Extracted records
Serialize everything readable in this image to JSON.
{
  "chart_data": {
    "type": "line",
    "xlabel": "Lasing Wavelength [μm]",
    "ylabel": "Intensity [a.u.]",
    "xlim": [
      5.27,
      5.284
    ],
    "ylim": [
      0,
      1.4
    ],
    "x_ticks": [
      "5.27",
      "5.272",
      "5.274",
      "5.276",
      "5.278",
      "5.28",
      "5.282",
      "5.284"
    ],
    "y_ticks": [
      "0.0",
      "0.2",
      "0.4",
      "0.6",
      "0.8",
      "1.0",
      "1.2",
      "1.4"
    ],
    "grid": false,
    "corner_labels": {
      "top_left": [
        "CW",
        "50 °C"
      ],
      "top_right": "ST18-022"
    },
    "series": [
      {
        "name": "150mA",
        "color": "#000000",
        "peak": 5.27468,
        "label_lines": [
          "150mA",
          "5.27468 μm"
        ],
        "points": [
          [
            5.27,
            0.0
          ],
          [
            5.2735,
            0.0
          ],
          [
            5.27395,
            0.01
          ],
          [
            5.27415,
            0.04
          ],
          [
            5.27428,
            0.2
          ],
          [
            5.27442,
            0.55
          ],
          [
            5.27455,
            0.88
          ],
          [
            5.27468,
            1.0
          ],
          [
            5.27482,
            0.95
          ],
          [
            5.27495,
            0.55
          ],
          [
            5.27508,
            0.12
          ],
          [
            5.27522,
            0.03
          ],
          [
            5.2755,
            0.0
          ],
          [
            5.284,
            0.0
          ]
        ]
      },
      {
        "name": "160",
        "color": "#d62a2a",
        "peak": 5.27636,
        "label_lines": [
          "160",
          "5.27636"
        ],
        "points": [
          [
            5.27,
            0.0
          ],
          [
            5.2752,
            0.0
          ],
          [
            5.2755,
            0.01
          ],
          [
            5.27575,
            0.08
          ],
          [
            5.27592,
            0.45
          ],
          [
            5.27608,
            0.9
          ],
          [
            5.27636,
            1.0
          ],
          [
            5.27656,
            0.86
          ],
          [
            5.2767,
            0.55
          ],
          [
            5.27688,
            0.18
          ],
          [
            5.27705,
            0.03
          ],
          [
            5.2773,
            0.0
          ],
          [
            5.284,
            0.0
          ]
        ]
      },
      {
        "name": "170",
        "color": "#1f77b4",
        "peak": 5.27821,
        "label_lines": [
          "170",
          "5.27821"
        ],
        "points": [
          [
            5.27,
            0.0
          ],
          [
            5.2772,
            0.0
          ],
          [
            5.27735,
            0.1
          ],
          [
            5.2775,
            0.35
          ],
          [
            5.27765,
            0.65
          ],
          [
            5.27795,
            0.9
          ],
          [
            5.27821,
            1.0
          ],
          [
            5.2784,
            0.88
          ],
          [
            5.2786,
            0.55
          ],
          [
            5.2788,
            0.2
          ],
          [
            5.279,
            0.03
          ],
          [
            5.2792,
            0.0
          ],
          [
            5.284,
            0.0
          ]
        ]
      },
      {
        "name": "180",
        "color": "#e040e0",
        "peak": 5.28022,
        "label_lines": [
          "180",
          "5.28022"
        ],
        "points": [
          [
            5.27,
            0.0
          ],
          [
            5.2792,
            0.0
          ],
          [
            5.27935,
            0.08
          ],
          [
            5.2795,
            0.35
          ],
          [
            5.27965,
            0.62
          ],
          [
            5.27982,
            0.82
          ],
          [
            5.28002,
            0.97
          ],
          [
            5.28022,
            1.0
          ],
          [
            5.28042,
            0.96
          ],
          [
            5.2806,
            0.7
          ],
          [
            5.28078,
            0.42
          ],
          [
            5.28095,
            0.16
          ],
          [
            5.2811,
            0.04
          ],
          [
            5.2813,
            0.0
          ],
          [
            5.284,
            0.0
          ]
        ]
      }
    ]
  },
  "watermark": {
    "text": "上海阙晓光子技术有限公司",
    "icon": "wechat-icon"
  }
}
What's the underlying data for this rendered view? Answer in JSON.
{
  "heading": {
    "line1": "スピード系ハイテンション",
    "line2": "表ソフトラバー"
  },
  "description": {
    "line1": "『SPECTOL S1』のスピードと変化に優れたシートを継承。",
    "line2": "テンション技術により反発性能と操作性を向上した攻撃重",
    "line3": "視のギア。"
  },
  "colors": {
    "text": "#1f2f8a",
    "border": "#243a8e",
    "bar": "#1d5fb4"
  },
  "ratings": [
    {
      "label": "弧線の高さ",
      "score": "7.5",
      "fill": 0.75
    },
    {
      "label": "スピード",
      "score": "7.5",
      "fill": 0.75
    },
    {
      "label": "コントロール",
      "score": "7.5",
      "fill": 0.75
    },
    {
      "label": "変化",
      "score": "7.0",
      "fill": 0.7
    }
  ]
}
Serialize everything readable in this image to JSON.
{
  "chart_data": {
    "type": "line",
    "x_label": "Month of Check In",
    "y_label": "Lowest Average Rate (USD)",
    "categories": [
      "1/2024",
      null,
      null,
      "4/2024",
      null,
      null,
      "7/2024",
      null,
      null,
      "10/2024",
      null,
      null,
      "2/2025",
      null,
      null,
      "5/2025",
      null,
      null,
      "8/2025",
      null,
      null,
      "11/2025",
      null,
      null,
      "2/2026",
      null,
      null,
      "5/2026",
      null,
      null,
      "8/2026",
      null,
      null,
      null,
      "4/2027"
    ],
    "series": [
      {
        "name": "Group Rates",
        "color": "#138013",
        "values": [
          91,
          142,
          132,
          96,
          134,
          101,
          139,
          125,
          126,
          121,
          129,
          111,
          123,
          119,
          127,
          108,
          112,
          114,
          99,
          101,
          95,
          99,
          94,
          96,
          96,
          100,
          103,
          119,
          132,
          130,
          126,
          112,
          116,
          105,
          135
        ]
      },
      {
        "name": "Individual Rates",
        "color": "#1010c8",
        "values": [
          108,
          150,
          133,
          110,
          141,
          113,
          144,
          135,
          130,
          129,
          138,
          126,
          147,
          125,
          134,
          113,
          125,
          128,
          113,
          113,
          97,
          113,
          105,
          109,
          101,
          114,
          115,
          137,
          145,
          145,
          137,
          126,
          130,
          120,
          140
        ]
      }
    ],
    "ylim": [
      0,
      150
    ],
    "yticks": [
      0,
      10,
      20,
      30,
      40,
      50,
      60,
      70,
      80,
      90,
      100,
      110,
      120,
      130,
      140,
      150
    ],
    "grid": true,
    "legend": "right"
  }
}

| Required task |
From the listing above, extract every line exactly as it stands.

| Problem solution |
Serialize everything readable in this image to JSON.
{
  "chart_data": {
    "type": "line",
    "xlabel": "Lasing Wavelength [μm]",
    "ylabel": "Intensity [a.u.]",
    "xlim": [
      5.27,
      5.284
    ],
    "ylim": [
      0,
      1.4
    ],
    "x_ticks": [
      "5.27",
      "5.272",
      "5.274",
      "5.276",
      "5.278",
      "5.28",
      "5.282",
      "5.284"
    ],
    "y_ticks": [
      "0.0",
      "0.2",
      "0.4",
      "0.6",
      "0.8",
      "1.0",
      "1.2",
      "1.4"
    ],
    "grid": false,
    "corner_labels": {
      "top_left": [
        "CW",
        "50 °C"
      ],
      "top_right": "ST18-022"
    },
    "series": [
      {
        "name": "150mA",
        "color": "#000000",
        "peak": 5.27468,
        "label_lines": [
          "150mA",
          "5.27468 μm"
        ],
        "points": [
          [
            5.27,
            0.0
          ],
          [
            5.2735,
            0.0
          ],
          [
            5.27395,
            0.01
          ],
          [
            5.27415,
            0.04
          ],
          [
            5.27428,
            0.2
          ],
          [
            5.27442,
            0.55
          ],
          [
            5.27455,
            0.88
          ],
          [
            5.27468,
            1.0
          ],
          [
            5.27482,
            0.95
          ],
          [
            5.27495,
            0.55
          ],
          [
            5.27508,
            0.12
          ],
          [
            5.27522,
            0.03
          ],
          [
            5.2755,
            0.0
          ],
          [
            5.284,
            0.0
          ]
        ]
      },
      {
        "name": "160",
        "color": "#d62a2a",
        "peak": 5.27636,
        "label_lines": [
          "160",
          "5.27636"
        ],
        "points": [
          [
            5.27,
            0.0
          ],
          [
            5.2752,
            0.0
          ],
          [
            5.2755,
            0.01
          ],
          [
            5.27575,
            0.08
          ],
          [
            5.27592,
            0.45
          ],
          [
            5.27608,
            0.9
          ],
          [
            5.27636,
            1.0
          ],
          [
            5.27656,
            0.86
          ],
          [
            5.2767,
            0.55
          ],
          [
            5.27688,
            0.18
          ],
          [
            5.27705,
            0.03
          ],
          [
            5.2773,
            0.0
          ],
          [
            5.284,
            0.0
          ]
        ]
      },
      {
        "name": "170",
        "color": "#1f77b4",
        "peak": 5.27821,
        "label_lines": [
          "170",
          "5.27821"
        ],
        "points": [
          [
            5.27,
            0.0
          ],
          [
            5.2772,
            0.0
          ],
          [
            5.27735,
            0.1
          ],
          [
            5.2775,
            0.35
          ],
          [
            5.27765,
            0.65
          ],
          [
            5.27795,
            0.9
          ],
          [
            5.27821,
            1.0
          ],
          [
            5.2784,
            0.88
          ],
          [
            5.2786,
            0.55
          ],
          [
            5.2788,
            0.2
          ],
          [
            5.279,
            0.03
          ],
          [
            5.2792,
            0.0
          ],
          [
            5.284,
            0.0
          ]
        ]
      },
      {
        "name": "180",
        "color": "#e040e0",
        "peak": 5.28022,
        "label_lines": [
          "180",
          "5.28022"
        ],
        "points": [
          [
            5.27,
            0.0
          ],
          [
            5.2792,
            0.0
          ],
          [
            5.27935,
            0.08
          ],
          [
            5.2795,
            0.35
          ],
          [
            5.27965,
            0.62
          ],
          [
            5.27982,
            0.82
          ],
          [
            5.28002,
            0.97
          ],
          [
            5.28022,
            1.0
          ],
          [
            5.28042,
            0.96
          ],
          [
            5.2806,
            0.7
          ],
          [
            5.28078,
            0.42
          ],
          [
            5.28095,
            0.16
          ],
          [
            5.2811,
            0.04
          ],
          [
            5.2813,
            0.0
          ],
          [
            5.284,
            0.0
          ]
        ]
      }
    ]
  },
  "watermark": {
    "text": "上海阙晓光子技术有限公司",
    "icon": "wechat-icon"
  }
}
What's the underlying data for this rendered view? Answer in JSON.
{
  "heading": {
    "line1": "スピード系ハイテンション",
    "line2": "表ソフトラバー"
  },
  "description": {
    "line1": "『SPECTOL S1』のスピードと変化に優れたシートを継承。",
    "line2": "テンション技術により反発性能と操作性を向上した攻撃重",
    "line3": "視のギア。"
  },
  "colors": {
    "text": "#1f2f8a",
    "border": "#243a8e",
    "bar": "#1d5fb4"
  },
  "ratings": [
    {
      "label": "弧線の高さ",
      "score": "7.5",
      "fill": 0.75
    },
    {
      "label": "スピード",
      "score": "7.5",
      "fill": 0.75
    },
    {
      "label": "コントロール",
      "score": "7.5",
      "fill": 0.75
    },
    {
      "label": "変化",
      "score": "7.0",
      "fill": 0.7
    }
  ]
}
Serialize everything readable in this image to JSON.
{
  "chart_data": {
    "type": "line",
    "x_label": "Month of Check In",
    "y_label": "Lowest Average Rate (USD)",
    "categories": [
      "1/2024",
      null,
      null,
      "4/2024",
      null,
      null,
      "7/2024",
      null,
      null,
      "10/2024",
      null,
      null,
      "2/2025",
      null,
      null,
      "5/2025",
      null,
      null,
      "8/2025",
      null,
      null,
      "11/2025",
      null,
      null,
      "2/2026",
      null,
      null,
      "5/2026",
      null,
      null,
      "8/2026",
      null,
      null,
      null,
      "4/2027"
    ],
    "series": [
      {
        "name": "Group Rates",
        "color": "#138013",
        "values": [
          91,
          142,
          132,
          96,
          134,
          101,
          139,
          125,
          126,
          121,
          129,
          111,
          123,
          119,
          127,
          108,
          112,
          114,
          99,
          101,
          95,
          99,
          94,
          96,
          96,
          100,
          103,
          119,
          132,
          130,
          126,
          112,
          116,
          105,
          135
        ]
      },
      {
        "name": "Individual Rates",
        "color": "#1010c8",
        "values": [
          108,
          150,
          133,
          110,
          141,
          113,
          144,
          135,
          130,
          129,
          138,
          126,
          147,
          125,
          134,
          113,
          125,
          128,
          113,
          113,
          97,
          113,
          105,
          109,
          101,
          114,
          115,
          137,
          145,
          145,
          137,
          126,
          130,
          120,
          140
        ]
      }
    ],
    "ylim": [
      0,
      150
    ],
    "yticks": [
      0,
      10,
      20,
      30,
      40,
      50,
      60,
      70,
      80,
      90,
      100,
      110,
      120,
      130,
      140,
      150
    ],
    "grid": true,
    "legend": "right"
  }
}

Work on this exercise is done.